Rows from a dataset
* * * * * * * * *

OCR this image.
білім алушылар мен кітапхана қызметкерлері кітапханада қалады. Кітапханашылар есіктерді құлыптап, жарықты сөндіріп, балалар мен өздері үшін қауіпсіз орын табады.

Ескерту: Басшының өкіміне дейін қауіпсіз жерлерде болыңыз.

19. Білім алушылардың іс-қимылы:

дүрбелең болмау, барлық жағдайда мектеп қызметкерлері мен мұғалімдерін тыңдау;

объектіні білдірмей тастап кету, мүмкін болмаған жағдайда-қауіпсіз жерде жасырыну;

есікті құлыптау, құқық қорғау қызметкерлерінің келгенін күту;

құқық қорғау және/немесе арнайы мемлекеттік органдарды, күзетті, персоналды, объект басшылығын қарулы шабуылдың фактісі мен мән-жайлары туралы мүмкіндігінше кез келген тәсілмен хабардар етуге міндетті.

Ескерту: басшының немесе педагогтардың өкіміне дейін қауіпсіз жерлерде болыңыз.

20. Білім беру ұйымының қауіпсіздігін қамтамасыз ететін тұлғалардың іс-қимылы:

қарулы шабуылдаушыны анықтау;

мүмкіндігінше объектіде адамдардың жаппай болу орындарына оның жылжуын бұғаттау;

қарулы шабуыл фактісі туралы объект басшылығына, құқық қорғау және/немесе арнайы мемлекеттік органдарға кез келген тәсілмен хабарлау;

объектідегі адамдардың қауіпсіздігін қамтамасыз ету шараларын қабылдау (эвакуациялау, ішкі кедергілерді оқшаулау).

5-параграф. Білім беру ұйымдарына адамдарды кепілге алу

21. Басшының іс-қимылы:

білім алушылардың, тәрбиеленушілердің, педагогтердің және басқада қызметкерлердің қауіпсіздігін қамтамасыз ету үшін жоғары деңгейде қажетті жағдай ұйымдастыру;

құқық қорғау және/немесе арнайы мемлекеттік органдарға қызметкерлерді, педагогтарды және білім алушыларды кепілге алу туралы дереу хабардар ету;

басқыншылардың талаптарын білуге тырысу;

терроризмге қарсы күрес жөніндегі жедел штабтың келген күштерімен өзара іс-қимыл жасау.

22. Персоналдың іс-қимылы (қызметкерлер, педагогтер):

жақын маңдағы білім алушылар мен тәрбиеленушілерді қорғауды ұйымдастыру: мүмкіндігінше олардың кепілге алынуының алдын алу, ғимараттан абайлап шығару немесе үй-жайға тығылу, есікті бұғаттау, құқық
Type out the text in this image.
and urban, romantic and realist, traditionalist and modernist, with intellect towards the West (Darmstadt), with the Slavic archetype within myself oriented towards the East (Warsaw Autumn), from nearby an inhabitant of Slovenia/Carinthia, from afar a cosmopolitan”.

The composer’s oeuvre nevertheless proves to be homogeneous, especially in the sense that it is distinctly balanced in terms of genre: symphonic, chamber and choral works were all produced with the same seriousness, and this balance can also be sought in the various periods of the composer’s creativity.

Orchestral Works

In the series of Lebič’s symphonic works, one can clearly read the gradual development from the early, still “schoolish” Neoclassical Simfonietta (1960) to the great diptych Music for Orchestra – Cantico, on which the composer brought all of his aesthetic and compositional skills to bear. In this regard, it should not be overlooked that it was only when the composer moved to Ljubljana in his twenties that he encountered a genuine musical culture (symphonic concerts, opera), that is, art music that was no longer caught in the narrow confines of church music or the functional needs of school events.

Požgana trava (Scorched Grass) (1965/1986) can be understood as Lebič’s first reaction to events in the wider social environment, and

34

* * * * * * * * *

- WHAT YOU HAVE TO DO
Each record must be returned exactly as it is written.

- ANSWER BELOW
OCR this image.
білім алушылар мен кітапхана қызметкерлері кітапханада қалады. Кітапханашылар есіктерді құлыптап, жарықты сөндіріп, балалар мен өздері үшін қауіпсіз орын табады.

Ескерту: Басшының өкіміне дейін қауіпсіз жерлерде болыңыз.

19. Білім алушылардың іс-қимылы:

дүрбелең болмау, барлық жағдайда мектеп қызметкерлері мен мұғалімдерін тыңдау;

объектіні білдірмей тастап кету, мүмкін болмаған жағдайда-қауіпсіз жерде жасырыну;

есікті құлыптау, құқық қорғау қызметкерлерінің келгенін күту;

құқық қорғау және/немесе арнайы мемлекеттік органдарды, күзетті, персоналды, объект басшылығын қарулы шабуылдың фактісі мен мән-жайлары туралы мүмкіндігінше кез келген тәсілмен хабардар етуге міндетті.

Ескерту: басшының немесе педагогтардың өкіміне дейін қауіпсіз жерлерде болыңыз.

20. Білім беру ұйымының қауіпсіздігін қамтамасыз ететін тұлғалардың іс-қимылы:

қарулы шабуылдаушыны анықтау;

мүмкіндігінше объектіде адамдардың жаппай болу орындарына оның жылжуын бұғаттау;

қарулы шабуыл фактісі туралы объект басшылығына, құқық қорғау және/немесе арнайы мемлекеттік органдарға кез келген тәсілмен хабарлау;

объектідегі адамдардың қауіпсіздігін қамтамасыз ету шараларын қабылдау (эвакуациялау, ішкі кедергілерді оқшаулау).

5-параграф. Білім беру ұйымдарына адамдарды кепілге алу

21. Басшының іс-қимылы:

білім алушылардың, тәрбиеленушілердің, педагогтердің және басқада қызметкерлердің қауіпсіздігін қамтамасыз ету үшін жоғары деңгейде қажетті жағдай ұйымдастыру;

құқық қорғау және/немесе арнайы мемлекеттік органдарға қызметкерлерді, педагогтарды және білім алушыларды кепілге алу туралы дереу хабардар ету;

басқыншылардың талаптарын білуге тырысу;

терроризмге қарсы күрес жөніндегі жедел штабтың келген күштерімен өзара іс-қимыл жасау.

22. Персоналдың іс-қимылы (қызметкерлер, педагогтер):

жақын маңдағы білім алушылар мен тәрбиеленушілерді қорғауды ұйымдастыру: мүмкіндігінше олардың кепілге алынуының алдын алу, ғимараттан абайлап шығару немесе үй-жайға тығылу, есікті бұғаттау, құқық
Type out the text in this image.
and urban, romantic and realist, traditionalist and modernist, with intellect towards the West (Darmstadt), with the Slavic archetype within myself oriented towards the East (Warsaw Autumn), from nearby an inhabitant of Slovenia/Carinthia, from afar a cosmopolitan”.

The composer’s oeuvre nevertheless proves to be homogeneous, especially in the sense that it is distinctly balanced in terms of genre: symphonic, chamber and choral works were all produced with the same seriousness, and this balance can also be sought in the various periods of the composer’s creativity.

Orchestral Works

In the series of Lebič’s symphonic works, one can clearly read the gradual development from the early, still “schoolish” Neoclassical Simfonietta (1960) to the great diptych Music for Orchestra – Cantico, on which the composer brought all of his aesthetic and compositional skills to bear. In this regard, it should not be overlooked that it was only when the composer moved to Ljubljana in his twenties that he encountered a genuine musical culture (symphonic concerts, opera), that is, art music that was no longer caught in the narrow confines of church music or the functional needs of school events.

Požgana trava (Scorched Grass) (1965/1986) can be understood as Lebič’s first reaction to events in the wider social environment, and

34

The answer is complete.